Work to complete: Each record is to be transcribed exactly.

* Begin Input data *

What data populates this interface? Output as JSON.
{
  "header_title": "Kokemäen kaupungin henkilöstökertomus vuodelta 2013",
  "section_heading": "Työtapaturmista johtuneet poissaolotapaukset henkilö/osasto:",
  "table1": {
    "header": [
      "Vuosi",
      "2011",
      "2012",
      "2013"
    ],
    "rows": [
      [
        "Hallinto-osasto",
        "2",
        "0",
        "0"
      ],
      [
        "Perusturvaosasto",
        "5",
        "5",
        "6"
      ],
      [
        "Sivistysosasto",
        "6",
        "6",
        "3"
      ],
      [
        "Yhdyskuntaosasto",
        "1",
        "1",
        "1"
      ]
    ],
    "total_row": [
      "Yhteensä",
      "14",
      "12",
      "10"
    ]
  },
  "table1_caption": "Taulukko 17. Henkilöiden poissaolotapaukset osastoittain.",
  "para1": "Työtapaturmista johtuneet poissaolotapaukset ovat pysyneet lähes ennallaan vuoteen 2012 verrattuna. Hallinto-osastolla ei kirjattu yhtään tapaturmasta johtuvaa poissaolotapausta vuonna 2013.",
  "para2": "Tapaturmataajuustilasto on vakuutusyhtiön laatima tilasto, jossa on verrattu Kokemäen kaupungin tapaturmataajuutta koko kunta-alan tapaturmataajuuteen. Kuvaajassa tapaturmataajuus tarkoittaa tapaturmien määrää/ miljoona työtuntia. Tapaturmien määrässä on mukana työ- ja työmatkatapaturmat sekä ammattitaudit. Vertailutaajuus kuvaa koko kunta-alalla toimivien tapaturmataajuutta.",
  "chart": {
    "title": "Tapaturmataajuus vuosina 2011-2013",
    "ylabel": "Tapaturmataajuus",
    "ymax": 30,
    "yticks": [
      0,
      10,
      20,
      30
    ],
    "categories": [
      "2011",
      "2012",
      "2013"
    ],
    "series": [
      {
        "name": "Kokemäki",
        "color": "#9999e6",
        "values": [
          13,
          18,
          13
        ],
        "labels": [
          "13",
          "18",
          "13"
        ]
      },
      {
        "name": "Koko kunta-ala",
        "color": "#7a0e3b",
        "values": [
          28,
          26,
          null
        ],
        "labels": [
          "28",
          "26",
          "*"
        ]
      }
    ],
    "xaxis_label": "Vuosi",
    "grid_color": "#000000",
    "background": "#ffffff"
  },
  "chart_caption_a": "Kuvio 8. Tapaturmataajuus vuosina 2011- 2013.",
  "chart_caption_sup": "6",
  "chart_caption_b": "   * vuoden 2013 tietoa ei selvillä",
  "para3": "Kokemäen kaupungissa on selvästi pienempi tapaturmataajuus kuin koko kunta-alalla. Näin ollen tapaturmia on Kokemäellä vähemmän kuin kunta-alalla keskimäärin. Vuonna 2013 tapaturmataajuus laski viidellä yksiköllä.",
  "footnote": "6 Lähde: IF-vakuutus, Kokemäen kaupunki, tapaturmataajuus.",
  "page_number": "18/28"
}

* End Input data *

Output of the exercise:
What data populates this interface? Output as JSON.
{
  "header_title": "Kokemäen kaupungin henkilöstökertomus vuodelta 2013",
  "section_heading": "Työtapaturmista johtuneet poissaolotapaukset henkilö/osasto:",
  "table1": {
    "header": [
      "Vuosi",
      "2011",
      "2012",
      "2013"
    ],
    "rows": [
      [
        "Hallinto-osasto",
        "2",
        "0",
        "0"
      ],
      [
        "Perusturvaosasto",
        "5",
        "5",
        "6"
      ],
      [
        "Sivistysosasto",
        "6",
        "6",
        "3"
      ],
      [
        "Yhdyskuntaosasto",
        "1",
        "1",
        "1"
      ]
    ],
    "total_row": [
      "Yhteensä",
      "14",
      "12",
      "10"
    ]
  },
  "table1_caption": "Taulukko 17. Henkilöiden poissaolotapaukset osastoittain.",
  "para1": "Työtapaturmista johtuneet poissaolotapaukset ovat pysyneet lähes ennallaan vuoteen 2012 verrattuna. Hallinto-osastolla ei kirjattu yhtään tapaturmasta johtuvaa poissaolotapausta vuonna 2013.",
  "para2": "Tapaturmataajuustilasto on vakuutusyhtiön laatima tilasto, jossa on verrattu Kokemäen kaupungin tapaturmataajuutta koko kunta-alan tapaturmataajuuteen. Kuvaajassa tapaturmataajuus tarkoittaa tapaturmien määrää/ miljoona työtuntia. Tapaturmien määrässä on mukana työ- ja työmatkatapaturmat sekä ammattitaudit. Vertailutaajuus kuvaa koko kunta-alalla toimivien tapaturmataajuutta.",
  "chart": {
    "title": "Tapaturmataajuus vuosina 2011-2013",
    "ylabel": "Tapaturmataajuus",
    "ymax": 30,
    "yticks": [
      0,
      10,
      20,
      30
    ],
    "categories": [
      "2011",
      "2012",
      "2013"
    ],
    "series": [
      {
        "name": "Kokemäki",
        "color": "#9999e6",
        "values": [
          13,
          18,
          13
        ],
        "labels": [
          "13",
          "18",
          "13"
        ]
      },
      {
        "name": "Koko kunta-ala",
        "color": "#7a0e3b",
        "values": [
          28,
          26,
          null
        ],
        "labels": [
          "28",
          "26",
          "*"
        ]
      }
    ],
    "xaxis_label": "Vuosi",
    "grid_color": "#000000",
    "background": "#ffffff"
  },
  "chart_caption_a": "Kuvio 8. Tapaturmataajuus vuosina 2011- 2013.",
  "chart_caption_sup": "6",
  "chart_caption_b": "   * vuoden 2013 tietoa ei selvillä",
  "para3": "Kokemäen kaupungissa on selvästi pienempi tapaturmataajuus kuin koko kunta-alalla. Näin ollen tapaturmia on Kokemäellä vähemmän kuin kunta-alalla keskimäärin. Vuonna 2013 tapaturmataajuus laski viidellä yksiköllä.",
  "footnote": "6 Lähde: IF-vakuutus, Kokemäen kaupunki, tapaturmataajuus.",
  "page_number": "18/28"
}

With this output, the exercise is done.